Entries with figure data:
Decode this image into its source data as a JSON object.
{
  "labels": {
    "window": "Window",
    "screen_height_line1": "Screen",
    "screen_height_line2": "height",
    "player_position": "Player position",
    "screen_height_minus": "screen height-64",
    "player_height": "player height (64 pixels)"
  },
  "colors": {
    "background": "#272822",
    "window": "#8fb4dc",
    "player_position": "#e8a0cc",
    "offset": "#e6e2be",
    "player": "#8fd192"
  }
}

TASK BRIEF:
Write out every entry above, word for word.

OUTPUT:
Decode this image into its source data as a JSON object.
{
  "labels": {
    "window": "Window",
    "screen_height_line1": "Screen",
    "screen_height_line2": "height",
    "player_position": "Player position",
    "screen_height_minus": "screen height-64",
    "player_height": "player height (64 pixels)"
  },
  "colors": {
    "background": "#272822",
    "window": "#8fb4dc",
    "player_position": "#e8a0cc",
    "offset": "#e6e2be",
    "player": "#8fd192"
  }
}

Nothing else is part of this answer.